— What is asked —
Give only the number of lines that hold the word "ctan".
——————
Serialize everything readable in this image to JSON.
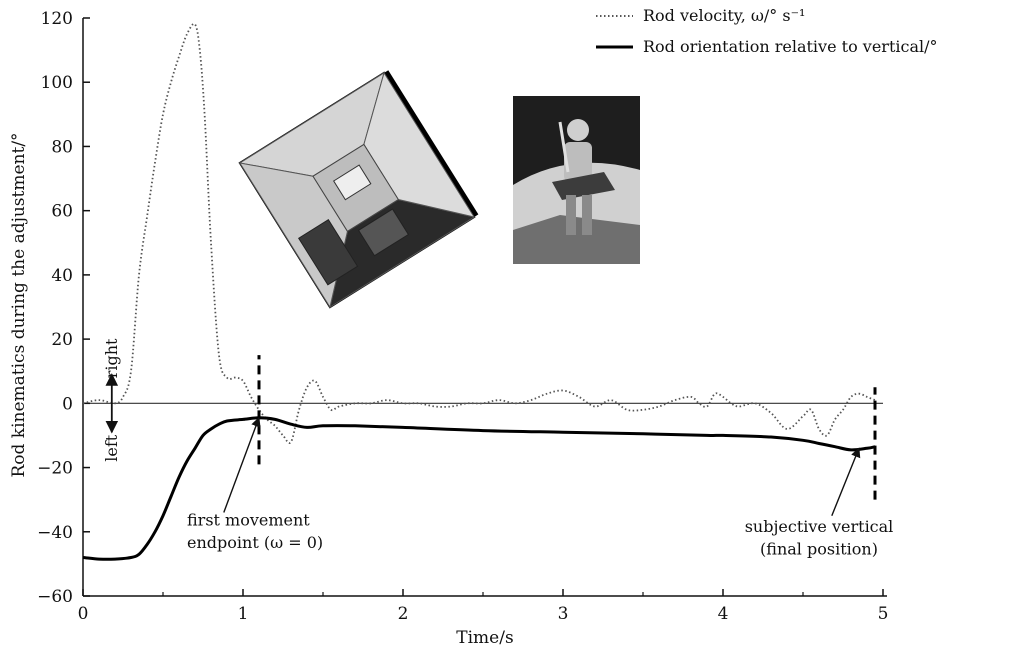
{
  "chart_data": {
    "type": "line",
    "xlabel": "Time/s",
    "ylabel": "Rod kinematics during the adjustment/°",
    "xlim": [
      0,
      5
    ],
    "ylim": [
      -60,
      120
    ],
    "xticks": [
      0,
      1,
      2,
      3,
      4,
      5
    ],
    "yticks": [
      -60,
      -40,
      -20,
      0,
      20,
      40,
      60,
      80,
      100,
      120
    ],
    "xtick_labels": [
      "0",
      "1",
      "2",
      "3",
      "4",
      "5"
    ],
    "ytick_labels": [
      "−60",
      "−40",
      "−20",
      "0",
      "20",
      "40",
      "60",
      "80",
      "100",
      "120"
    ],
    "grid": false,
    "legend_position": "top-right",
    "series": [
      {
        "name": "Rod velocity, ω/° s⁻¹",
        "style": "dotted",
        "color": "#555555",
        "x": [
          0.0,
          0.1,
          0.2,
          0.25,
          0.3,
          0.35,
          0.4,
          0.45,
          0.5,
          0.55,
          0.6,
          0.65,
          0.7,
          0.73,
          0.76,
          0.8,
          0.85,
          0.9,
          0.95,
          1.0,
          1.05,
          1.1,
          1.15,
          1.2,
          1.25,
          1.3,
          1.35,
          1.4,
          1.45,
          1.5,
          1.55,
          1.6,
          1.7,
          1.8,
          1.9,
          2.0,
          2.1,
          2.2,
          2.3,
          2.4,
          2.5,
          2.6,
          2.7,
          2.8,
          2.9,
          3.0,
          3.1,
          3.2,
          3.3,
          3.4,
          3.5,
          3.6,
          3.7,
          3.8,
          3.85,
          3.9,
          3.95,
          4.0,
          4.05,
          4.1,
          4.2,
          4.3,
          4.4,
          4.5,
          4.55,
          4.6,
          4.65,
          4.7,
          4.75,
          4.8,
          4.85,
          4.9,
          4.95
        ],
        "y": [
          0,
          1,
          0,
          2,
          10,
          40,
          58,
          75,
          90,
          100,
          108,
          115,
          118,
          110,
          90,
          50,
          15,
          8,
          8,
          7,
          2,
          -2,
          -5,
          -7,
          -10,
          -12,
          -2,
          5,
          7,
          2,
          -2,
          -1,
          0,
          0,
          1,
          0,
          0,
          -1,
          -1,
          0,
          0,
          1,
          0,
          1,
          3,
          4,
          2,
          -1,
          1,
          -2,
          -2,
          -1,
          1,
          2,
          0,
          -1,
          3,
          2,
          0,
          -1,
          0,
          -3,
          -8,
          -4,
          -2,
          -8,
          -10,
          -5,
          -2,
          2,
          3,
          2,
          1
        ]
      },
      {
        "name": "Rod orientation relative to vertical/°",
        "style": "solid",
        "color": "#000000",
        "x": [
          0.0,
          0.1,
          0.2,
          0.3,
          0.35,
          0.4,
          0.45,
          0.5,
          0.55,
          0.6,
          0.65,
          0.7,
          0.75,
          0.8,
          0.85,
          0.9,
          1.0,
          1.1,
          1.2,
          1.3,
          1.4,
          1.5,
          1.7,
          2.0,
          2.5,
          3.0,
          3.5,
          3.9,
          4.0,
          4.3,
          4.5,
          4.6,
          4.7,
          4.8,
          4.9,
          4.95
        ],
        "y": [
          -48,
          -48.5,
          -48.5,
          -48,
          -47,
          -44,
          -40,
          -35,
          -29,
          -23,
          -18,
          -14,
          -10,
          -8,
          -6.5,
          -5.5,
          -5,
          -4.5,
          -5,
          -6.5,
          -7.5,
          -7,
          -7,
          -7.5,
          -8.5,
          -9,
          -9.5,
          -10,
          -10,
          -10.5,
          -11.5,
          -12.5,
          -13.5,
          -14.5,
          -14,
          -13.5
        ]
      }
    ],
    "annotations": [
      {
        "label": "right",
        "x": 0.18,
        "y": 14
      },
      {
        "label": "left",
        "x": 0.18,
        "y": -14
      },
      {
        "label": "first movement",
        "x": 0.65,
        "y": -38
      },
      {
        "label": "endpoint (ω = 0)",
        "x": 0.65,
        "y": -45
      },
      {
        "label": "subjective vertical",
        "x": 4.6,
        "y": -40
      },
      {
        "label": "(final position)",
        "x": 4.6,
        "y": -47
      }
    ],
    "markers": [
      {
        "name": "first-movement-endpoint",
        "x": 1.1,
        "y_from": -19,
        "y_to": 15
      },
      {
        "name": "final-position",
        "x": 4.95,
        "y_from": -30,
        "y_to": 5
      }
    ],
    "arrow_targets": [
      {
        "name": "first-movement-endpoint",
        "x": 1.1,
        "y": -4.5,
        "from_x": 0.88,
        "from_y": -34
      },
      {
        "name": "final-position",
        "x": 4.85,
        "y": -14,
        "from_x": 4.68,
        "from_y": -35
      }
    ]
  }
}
——————
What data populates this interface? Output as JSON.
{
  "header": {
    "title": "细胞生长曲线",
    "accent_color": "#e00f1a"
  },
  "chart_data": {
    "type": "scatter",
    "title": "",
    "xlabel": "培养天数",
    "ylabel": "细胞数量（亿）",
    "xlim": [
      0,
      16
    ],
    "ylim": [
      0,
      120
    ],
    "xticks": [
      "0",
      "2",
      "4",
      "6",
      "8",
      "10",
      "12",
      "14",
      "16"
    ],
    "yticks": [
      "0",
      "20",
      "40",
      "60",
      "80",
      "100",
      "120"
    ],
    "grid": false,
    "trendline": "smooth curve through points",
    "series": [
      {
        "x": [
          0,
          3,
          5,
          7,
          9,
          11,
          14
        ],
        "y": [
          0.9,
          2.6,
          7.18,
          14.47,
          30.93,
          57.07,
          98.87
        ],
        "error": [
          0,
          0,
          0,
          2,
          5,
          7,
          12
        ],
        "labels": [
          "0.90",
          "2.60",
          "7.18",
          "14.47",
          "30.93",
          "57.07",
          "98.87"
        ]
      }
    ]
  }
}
——————
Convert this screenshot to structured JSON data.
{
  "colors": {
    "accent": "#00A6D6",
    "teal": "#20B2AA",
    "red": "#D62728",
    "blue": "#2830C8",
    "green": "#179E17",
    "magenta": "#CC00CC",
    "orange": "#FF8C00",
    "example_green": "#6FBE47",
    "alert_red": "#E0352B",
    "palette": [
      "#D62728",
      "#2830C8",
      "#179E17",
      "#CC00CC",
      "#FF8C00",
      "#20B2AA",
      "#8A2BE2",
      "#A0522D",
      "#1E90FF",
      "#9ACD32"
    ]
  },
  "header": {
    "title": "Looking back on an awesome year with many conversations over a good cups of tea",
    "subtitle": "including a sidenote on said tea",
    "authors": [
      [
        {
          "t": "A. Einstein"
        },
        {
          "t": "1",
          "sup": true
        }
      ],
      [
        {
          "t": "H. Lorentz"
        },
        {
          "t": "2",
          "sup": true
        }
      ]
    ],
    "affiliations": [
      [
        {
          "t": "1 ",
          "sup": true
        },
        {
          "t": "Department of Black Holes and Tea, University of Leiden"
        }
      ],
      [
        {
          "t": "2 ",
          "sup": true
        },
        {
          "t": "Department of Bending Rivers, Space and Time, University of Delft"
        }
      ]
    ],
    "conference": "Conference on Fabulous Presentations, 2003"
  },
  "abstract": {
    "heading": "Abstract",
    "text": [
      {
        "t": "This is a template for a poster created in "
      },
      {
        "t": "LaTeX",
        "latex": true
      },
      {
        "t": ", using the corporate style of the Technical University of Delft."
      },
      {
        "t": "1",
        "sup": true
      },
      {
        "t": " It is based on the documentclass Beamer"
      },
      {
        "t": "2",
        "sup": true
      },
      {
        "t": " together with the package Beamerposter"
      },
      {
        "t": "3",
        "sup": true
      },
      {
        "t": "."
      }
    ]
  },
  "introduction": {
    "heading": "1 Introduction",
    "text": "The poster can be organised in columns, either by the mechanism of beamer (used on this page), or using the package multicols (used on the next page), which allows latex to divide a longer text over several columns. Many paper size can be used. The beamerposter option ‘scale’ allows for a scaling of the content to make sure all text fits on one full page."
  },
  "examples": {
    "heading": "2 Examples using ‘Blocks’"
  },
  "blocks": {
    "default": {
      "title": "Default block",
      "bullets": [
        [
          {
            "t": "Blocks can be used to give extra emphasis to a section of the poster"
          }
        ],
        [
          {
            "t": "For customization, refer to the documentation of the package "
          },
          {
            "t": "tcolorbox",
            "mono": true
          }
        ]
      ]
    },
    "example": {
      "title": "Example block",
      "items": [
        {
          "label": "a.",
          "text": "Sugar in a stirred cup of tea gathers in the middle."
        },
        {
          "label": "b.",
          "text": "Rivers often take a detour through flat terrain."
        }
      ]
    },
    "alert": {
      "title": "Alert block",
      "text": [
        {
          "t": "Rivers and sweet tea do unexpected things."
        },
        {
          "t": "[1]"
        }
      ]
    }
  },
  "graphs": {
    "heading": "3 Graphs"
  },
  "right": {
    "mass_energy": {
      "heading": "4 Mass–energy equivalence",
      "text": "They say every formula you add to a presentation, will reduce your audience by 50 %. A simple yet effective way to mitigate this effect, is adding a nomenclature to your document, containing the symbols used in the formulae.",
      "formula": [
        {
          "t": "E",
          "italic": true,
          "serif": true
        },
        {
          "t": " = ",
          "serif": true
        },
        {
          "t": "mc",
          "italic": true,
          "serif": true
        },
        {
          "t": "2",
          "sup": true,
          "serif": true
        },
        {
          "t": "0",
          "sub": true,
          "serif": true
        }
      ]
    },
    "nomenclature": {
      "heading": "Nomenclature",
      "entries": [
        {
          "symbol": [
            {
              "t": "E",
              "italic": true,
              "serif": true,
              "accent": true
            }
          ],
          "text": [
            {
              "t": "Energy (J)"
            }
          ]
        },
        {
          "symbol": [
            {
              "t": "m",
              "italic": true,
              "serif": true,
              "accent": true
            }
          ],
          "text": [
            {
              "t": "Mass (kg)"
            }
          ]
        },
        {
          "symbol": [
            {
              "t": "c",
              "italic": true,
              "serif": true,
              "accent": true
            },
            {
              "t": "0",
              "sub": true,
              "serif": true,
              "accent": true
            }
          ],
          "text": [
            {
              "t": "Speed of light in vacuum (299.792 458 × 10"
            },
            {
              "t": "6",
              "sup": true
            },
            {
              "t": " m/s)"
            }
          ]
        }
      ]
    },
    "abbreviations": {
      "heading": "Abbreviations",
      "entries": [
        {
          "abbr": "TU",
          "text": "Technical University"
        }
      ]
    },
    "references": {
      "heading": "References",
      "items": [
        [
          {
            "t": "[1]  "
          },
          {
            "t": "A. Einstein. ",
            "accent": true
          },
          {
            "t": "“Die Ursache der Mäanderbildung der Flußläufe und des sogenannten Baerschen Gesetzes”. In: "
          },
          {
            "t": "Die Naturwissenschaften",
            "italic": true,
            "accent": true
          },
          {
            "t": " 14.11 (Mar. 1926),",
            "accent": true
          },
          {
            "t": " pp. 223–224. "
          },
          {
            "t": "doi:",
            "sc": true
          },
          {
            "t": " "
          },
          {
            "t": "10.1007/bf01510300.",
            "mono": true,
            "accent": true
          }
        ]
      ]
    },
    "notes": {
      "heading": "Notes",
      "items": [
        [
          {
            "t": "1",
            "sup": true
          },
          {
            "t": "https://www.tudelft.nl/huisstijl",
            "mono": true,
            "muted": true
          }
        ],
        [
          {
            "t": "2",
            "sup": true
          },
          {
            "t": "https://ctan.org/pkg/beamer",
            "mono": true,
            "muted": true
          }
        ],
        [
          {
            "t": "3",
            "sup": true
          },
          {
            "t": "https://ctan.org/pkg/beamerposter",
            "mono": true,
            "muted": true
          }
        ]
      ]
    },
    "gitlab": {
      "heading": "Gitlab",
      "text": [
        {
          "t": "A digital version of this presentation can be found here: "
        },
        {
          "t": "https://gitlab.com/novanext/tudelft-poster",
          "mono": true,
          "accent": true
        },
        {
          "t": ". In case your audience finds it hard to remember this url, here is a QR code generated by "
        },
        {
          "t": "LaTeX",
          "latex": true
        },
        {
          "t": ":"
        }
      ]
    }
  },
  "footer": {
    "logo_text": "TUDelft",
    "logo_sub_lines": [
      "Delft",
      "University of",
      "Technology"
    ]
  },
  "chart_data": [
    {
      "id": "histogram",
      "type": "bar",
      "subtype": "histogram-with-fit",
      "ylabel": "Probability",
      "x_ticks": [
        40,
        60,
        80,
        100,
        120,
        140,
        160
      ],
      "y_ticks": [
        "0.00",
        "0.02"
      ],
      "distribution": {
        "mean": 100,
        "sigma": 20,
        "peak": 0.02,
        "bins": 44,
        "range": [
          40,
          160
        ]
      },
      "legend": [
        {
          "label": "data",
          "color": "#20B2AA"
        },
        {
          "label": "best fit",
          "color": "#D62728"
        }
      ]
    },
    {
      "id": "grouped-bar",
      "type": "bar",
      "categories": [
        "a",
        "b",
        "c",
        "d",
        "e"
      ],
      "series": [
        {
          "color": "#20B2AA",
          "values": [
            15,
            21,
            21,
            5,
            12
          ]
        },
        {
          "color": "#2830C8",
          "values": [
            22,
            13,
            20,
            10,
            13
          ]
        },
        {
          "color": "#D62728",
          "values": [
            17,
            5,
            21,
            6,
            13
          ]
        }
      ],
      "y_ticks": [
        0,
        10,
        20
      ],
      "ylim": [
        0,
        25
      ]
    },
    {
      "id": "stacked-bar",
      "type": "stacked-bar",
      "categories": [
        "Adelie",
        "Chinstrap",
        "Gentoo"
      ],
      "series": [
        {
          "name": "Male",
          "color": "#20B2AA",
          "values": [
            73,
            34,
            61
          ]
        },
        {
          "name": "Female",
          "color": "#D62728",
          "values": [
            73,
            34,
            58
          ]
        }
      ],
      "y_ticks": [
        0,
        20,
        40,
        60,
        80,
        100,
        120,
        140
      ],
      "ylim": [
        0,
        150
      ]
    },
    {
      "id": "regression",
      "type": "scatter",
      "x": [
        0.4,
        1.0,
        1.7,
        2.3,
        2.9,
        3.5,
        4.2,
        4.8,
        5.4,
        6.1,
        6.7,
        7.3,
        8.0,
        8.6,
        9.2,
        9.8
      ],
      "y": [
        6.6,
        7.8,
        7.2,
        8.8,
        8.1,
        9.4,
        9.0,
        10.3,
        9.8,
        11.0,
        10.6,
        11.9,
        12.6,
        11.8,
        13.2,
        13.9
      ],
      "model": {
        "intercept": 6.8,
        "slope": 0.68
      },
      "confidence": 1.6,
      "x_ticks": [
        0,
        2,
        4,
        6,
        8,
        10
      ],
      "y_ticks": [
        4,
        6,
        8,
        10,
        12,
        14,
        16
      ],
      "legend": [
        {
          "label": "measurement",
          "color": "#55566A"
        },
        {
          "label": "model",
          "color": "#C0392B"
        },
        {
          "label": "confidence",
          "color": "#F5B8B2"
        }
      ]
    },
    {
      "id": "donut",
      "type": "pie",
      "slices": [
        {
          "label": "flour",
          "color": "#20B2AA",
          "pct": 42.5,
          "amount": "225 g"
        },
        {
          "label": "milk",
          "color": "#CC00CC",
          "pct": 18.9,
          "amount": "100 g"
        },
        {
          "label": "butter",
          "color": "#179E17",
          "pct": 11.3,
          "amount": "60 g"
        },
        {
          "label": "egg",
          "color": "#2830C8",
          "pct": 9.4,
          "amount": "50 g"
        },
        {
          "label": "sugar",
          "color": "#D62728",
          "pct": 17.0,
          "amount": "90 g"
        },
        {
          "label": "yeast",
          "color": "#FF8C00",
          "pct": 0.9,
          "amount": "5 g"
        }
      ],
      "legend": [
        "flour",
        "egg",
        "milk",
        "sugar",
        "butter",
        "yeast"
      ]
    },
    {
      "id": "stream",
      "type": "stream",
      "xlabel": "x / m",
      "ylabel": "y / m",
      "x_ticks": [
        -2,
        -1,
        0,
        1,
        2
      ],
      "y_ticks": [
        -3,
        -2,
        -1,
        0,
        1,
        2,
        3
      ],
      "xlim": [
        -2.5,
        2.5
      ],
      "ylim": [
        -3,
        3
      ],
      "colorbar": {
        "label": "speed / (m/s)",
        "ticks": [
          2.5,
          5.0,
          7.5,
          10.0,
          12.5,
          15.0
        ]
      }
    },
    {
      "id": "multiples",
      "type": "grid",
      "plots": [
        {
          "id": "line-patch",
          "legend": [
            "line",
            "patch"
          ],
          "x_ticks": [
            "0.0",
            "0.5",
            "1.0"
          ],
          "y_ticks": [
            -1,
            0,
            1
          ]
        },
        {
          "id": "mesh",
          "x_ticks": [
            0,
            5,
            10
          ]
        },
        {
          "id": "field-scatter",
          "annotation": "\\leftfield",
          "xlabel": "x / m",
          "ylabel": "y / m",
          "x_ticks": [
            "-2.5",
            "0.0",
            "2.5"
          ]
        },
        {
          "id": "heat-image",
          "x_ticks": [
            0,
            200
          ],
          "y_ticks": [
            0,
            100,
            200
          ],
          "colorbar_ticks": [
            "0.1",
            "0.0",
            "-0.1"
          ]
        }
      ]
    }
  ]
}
——————
— Task output —
2